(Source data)

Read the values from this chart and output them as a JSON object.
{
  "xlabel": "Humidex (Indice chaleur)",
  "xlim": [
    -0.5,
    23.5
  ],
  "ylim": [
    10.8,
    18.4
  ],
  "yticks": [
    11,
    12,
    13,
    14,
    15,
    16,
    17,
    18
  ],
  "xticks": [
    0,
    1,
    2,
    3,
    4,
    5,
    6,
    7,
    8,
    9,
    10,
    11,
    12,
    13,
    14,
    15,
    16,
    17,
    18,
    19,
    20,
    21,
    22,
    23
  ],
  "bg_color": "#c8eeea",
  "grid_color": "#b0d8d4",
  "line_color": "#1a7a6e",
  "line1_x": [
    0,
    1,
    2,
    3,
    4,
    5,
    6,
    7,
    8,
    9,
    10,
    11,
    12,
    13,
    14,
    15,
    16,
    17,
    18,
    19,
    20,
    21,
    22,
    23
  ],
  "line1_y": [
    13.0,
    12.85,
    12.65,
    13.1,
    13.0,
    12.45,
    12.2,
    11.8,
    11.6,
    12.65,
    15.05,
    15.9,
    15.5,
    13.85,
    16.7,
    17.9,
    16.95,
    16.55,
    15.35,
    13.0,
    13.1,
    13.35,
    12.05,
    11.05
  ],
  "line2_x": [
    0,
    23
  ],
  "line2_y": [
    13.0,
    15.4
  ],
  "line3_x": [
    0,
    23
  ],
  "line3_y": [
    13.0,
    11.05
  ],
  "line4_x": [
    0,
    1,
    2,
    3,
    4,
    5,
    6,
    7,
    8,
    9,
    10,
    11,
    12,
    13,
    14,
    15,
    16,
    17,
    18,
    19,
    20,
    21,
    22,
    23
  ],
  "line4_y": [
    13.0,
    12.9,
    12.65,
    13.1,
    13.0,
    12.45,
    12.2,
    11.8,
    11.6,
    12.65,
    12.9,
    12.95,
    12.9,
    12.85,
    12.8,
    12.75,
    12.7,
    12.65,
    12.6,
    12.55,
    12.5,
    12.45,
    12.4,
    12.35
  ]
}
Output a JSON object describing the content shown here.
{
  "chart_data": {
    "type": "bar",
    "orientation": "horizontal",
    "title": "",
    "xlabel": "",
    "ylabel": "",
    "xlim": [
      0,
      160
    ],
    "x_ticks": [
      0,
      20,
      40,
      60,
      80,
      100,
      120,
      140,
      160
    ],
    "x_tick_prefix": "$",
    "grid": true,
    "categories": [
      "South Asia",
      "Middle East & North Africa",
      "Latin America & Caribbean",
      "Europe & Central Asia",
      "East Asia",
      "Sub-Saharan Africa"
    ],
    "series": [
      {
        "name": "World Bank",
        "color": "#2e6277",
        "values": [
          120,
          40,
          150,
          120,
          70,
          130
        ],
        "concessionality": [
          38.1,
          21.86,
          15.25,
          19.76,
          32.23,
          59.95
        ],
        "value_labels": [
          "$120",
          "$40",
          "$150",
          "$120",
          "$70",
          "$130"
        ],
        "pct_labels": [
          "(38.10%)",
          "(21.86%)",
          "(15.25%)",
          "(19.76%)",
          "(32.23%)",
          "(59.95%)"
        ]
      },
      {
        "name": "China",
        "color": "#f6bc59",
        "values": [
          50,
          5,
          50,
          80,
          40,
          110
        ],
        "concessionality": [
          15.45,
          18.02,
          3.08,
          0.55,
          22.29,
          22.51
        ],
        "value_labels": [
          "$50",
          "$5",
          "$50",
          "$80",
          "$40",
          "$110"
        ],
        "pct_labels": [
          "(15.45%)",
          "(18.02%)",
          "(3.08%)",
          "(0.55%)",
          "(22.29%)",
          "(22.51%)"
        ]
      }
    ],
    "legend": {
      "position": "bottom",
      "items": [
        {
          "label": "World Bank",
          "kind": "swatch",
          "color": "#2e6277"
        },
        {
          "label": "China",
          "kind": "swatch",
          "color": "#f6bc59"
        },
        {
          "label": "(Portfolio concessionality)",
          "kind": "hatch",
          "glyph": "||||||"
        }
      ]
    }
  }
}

**Stated exercise**
Every entry above should be retyped exactly as shown.

**The output**
Read the values from this chart and output them as a JSON object.
{
  "xlabel": "Humidex (Indice chaleur)",
  "xlim": [
    -0.5,
    23.5
  ],
  "ylim": [
    10.8,
    18.4
  ],
  "yticks": [
    11,
    12,
    13,
    14,
    15,
    16,
    17,
    18
  ],
  "xticks": [
    0,
    1,
    2,
    3,
    4,
    5,
    6,
    7,
    8,
    9,
    10,
    11,
    12,
    13,
    14,
    15,
    16,
    17,
    18,
    19,
    20,
    21,
    22,
    23
  ],
  "bg_color": "#c8eeea",
  "grid_color": "#b0d8d4",
  "line_color": "#1a7a6e",
  "line1_x": [
    0,
    1,
    2,
    3,
    4,
    5,
    6,
    7,
    8,
    9,
    10,
    11,
    12,
    13,
    14,
    15,
    16,
    17,
    18,
    19,
    20,
    21,
    22,
    23
  ],
  "line1_y": [
    13.0,
    12.85,
    12.65,
    13.1,
    13.0,
    12.45,
    12.2,
    11.8,
    11.6,
    12.65,
    15.05,
    15.9,
    15.5,
    13.85,
    16.7,
    17.9,
    16.95,
    16.55,
    15.35,
    13.0,
    13.1,
    13.35,
    12.05,
    11.05
  ],
  "line2_x": [
    0,
    23
  ],
  "line2_y": [
    13.0,
    15.4
  ],
  "line3_x": [
    0,
    23
  ],
  "line3_y": [
    13.0,
    11.05
  ],
  "line4_x": [
    0,
    1,
    2,
    3,
    4,
    5,
    6,
    7,
    8,
    9,
    10,
    11,
    12,
    13,
    14,
    15,
    16,
    17,
    18,
    19,
    20,
    21,
    22,
    23
  ],
  "line4_y": [
    13.0,
    12.9,
    12.65,
    13.1,
    13.0,
    12.45,
    12.2,
    11.8,
    11.6,
    12.65,
    12.9,
    12.95,
    12.9,
    12.85,
    12.8,
    12.75,
    12.7,
    12.65,
    12.6,
    12.55,
    12.5,
    12.45,
    12.4,
    12.35
  ]
}
Output a JSON object describing the content shown here.
{
  "chart_data": {
    "type": "bar",
    "orientation": "horizontal",
    "title": "",
    "xlabel": "",
    "ylabel": "",
    "xlim": [
      0,
      160
    ],
    "x_ticks": [
      0,
      20,
      40,
      60,
      80,
      100,
      120,
      140,
      160
    ],
    "x_tick_prefix": "$",
    "grid": true,
    "categories": [
      "South Asia",
      "Middle East & North Africa",
      "Latin America & Caribbean",
      "Europe & Central Asia",
      "East Asia",
      "Sub-Saharan Africa"
    ],
    "series": [
      {
        "name": "World Bank",
        "color": "#2e6277",
        "values": [
          120,
          40,
          150,
          120,
          70,
          130
        ],
        "concessionality": [
          38.1,
          21.86,
          15.25,
          19.76,
          32.23,
          59.95
        ],
        "value_labels": [
          "$120",
          "$40",
          "$150",
          "$120",
          "$70",
          "$130"
        ],
        "pct_labels": [
          "(38.10%)",
          "(21.86%)",
          "(15.25%)",
          "(19.76%)",
          "(32.23%)",
          "(59.95%)"
        ]
      },
      {
        "name": "China",
        "color": "#f6bc59",
        "values": [
          50,
          5,
          50,
          80,
          40,
          110
        ],
        "concessionality": [
          15.45,
          18.02,
          3.08,
          0.55,
          22.29,
          22.51
        ],
        "value_labels": [
          "$50",
          "$5",
          "$50",
          "$80",
          "$40",
          "$110"
        ],
        "pct_labels": [
          "(15.45%)",
          "(18.02%)",
          "(3.08%)",
          "(0.55%)",
          "(22.29%)",
          "(22.51%)"
        ]
      }
    ],
    "legend": {
      "position": "bottom",
      "items": [
        {
          "label": "World Bank",
          "kind": "swatch",
          "color": "#2e6277"
        },
        {
          "label": "China",
          "kind": "swatch",
          "color": "#f6bc59"
        },
        {
          "label": "(Portfolio concessionality)",
          "kind": "hatch",
          "glyph": "||||||"
        }
      ]
    }
  }
}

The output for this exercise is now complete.